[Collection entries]

## Start

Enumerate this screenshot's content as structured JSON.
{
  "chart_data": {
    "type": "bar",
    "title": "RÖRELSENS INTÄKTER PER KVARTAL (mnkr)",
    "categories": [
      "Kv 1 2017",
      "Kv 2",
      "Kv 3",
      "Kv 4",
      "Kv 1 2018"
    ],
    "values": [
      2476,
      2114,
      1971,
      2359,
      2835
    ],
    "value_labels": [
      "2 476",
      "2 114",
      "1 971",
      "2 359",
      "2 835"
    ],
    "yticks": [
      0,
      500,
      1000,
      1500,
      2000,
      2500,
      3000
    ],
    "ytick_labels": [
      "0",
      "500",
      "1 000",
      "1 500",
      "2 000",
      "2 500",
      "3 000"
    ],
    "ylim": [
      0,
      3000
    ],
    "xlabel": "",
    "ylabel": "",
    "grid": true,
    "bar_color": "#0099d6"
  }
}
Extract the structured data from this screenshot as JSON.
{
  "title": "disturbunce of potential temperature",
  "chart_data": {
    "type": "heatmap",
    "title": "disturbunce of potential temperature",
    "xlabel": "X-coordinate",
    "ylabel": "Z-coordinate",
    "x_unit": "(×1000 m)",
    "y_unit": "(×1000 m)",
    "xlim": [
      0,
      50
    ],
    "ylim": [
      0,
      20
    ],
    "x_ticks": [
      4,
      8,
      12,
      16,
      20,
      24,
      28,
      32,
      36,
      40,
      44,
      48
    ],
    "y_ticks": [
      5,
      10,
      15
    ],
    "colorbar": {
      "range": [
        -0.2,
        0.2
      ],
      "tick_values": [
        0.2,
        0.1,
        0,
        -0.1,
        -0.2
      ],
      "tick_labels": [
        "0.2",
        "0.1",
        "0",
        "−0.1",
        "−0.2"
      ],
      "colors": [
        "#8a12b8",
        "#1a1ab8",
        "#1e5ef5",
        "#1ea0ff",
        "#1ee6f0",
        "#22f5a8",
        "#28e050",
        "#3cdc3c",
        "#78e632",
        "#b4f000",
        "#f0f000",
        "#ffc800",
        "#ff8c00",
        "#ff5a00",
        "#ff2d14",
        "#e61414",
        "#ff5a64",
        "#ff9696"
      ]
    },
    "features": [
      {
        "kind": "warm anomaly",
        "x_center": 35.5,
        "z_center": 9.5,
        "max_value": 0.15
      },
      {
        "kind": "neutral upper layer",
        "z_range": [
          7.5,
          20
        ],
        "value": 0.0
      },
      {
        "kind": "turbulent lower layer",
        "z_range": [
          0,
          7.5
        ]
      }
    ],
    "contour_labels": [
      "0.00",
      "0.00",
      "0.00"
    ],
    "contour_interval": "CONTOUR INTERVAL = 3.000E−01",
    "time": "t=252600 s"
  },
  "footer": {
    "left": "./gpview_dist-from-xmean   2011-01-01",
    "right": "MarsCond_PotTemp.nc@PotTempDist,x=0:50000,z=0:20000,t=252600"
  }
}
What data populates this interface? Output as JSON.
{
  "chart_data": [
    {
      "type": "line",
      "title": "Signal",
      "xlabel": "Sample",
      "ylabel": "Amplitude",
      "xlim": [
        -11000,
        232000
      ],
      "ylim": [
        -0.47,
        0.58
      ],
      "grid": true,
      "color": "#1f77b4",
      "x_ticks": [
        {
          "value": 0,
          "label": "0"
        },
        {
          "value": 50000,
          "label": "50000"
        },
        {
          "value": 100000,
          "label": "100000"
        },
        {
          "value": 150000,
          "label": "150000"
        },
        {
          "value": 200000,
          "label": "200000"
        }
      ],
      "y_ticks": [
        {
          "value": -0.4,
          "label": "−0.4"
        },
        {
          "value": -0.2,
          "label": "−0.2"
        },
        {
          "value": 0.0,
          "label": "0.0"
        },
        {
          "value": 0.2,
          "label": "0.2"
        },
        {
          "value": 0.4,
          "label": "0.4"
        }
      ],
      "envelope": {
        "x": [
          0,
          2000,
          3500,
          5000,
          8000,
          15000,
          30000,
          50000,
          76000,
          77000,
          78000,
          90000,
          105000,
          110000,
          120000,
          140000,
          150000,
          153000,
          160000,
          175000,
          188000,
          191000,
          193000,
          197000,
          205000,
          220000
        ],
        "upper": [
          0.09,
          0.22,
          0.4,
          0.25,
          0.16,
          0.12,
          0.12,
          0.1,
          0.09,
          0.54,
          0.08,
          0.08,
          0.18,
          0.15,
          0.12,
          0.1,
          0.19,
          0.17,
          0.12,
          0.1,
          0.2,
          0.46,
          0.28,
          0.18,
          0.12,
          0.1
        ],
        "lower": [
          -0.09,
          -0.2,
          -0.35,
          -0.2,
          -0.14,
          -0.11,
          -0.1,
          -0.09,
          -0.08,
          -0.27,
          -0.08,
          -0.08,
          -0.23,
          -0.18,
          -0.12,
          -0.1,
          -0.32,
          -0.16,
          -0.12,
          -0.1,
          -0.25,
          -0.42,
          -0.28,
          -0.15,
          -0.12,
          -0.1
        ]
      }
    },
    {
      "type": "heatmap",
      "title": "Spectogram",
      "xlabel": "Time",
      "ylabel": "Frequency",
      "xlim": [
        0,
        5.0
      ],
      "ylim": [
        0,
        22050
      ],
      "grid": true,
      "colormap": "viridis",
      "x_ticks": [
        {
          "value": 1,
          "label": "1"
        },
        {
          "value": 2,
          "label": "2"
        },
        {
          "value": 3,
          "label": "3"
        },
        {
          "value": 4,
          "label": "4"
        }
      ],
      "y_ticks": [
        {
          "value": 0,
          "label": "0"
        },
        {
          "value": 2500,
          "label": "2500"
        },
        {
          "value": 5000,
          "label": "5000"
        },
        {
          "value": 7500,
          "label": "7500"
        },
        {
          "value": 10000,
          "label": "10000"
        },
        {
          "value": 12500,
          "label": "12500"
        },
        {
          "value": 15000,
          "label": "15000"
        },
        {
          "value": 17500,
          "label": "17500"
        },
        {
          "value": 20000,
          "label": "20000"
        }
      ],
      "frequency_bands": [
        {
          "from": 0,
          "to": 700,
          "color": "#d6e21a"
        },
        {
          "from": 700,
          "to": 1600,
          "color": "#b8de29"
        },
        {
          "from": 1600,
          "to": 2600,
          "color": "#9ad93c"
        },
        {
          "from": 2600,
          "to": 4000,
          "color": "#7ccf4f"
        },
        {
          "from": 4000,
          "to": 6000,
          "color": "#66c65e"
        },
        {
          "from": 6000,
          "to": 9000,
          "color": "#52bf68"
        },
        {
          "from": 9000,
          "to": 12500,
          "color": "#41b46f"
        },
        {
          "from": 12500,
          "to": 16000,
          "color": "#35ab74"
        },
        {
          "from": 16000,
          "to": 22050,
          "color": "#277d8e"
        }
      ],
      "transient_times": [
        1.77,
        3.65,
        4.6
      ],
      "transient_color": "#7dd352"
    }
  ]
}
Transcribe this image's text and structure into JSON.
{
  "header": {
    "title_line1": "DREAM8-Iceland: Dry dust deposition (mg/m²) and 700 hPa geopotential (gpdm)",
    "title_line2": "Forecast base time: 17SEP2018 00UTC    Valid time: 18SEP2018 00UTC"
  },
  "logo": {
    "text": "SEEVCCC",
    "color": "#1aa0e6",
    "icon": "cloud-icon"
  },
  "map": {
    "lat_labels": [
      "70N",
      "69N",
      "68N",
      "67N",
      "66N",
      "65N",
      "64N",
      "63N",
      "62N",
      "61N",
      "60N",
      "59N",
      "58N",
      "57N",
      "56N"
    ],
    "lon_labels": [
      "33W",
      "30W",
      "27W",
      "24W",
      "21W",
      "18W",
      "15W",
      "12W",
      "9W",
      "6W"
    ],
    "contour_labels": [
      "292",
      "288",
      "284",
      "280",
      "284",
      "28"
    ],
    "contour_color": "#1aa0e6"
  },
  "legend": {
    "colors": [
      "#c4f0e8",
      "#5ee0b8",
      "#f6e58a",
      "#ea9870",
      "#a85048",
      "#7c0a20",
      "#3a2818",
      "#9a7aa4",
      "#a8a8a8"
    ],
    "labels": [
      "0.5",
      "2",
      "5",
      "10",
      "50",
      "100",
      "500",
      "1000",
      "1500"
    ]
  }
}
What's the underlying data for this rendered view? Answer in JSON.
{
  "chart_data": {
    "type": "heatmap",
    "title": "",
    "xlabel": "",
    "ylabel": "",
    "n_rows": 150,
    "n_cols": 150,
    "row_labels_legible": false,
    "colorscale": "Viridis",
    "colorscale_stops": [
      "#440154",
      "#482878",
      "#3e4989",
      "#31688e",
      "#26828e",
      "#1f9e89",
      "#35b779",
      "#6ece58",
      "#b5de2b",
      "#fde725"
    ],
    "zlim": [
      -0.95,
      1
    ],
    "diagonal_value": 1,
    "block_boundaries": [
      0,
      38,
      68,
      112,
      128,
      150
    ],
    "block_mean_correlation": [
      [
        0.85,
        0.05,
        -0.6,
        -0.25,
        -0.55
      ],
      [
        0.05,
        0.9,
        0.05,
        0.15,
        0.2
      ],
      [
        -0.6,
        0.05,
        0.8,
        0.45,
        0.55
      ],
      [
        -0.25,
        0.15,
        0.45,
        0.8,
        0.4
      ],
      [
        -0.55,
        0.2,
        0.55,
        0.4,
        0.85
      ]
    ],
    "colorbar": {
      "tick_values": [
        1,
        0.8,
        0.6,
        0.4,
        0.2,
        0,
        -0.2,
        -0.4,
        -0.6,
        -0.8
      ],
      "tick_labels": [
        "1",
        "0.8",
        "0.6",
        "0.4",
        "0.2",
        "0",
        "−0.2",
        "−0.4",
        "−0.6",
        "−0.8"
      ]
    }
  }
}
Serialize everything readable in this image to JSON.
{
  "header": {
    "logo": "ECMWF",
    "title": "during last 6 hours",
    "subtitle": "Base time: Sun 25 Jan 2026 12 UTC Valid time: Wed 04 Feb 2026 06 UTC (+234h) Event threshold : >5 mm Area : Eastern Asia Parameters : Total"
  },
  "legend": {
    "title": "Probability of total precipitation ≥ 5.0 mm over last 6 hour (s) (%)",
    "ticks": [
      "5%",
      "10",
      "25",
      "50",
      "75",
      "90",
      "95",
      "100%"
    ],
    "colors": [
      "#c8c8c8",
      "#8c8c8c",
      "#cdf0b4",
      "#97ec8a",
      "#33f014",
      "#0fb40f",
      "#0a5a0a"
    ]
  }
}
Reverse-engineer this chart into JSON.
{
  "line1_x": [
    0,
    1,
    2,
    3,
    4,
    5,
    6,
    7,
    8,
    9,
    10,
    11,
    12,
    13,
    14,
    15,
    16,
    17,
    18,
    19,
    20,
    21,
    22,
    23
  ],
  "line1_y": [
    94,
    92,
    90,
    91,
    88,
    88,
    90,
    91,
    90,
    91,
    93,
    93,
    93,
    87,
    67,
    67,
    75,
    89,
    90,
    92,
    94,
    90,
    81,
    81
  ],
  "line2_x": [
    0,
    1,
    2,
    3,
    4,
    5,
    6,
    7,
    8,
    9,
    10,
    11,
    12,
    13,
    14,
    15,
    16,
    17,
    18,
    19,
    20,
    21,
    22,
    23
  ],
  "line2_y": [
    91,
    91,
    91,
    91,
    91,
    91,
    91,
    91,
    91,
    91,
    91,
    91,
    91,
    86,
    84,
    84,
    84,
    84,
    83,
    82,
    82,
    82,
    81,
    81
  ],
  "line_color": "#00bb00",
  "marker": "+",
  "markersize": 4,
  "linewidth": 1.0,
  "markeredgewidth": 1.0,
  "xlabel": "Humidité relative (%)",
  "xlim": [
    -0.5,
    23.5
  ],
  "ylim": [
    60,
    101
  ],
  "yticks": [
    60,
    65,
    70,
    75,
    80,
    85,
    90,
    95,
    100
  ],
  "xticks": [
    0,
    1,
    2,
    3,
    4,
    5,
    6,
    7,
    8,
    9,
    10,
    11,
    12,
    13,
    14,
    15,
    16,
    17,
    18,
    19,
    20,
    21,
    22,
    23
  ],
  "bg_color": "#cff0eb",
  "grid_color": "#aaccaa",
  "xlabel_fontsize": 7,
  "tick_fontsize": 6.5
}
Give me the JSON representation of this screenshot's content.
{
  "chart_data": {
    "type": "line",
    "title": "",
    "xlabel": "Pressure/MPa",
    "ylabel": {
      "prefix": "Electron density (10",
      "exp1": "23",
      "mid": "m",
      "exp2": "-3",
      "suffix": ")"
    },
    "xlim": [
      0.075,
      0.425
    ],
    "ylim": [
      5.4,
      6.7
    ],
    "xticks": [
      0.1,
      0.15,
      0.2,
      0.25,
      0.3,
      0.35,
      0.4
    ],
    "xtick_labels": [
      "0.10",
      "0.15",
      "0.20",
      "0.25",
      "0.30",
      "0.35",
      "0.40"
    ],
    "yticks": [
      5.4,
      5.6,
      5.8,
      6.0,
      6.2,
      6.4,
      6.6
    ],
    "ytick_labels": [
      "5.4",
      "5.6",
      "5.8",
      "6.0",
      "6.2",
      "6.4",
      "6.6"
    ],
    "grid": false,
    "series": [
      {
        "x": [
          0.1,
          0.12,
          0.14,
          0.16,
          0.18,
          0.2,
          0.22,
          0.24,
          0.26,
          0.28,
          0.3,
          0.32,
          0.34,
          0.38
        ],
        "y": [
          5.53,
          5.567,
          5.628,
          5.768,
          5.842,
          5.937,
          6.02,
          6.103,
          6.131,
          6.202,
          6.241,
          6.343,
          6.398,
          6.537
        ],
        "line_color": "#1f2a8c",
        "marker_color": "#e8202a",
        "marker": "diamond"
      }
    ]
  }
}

## End

-- Aim of the task --
Each line in the data that holds the string "JSON" should be found and copied.

-- Right answer --
Enumerate this screenshot's content as structured JSON.
Extract the structured data from this screenshot as JSON.
What data populates this interface? Output as JSON.
Transcribe this image's text and structure into JSON.
What's the underlying data for this rendered view? Answer in JSON.
Serialize everything readable in this image to JSON.
Reverse-engineer this chart into JSON.
Give me the JSON representation of this screenshot's content.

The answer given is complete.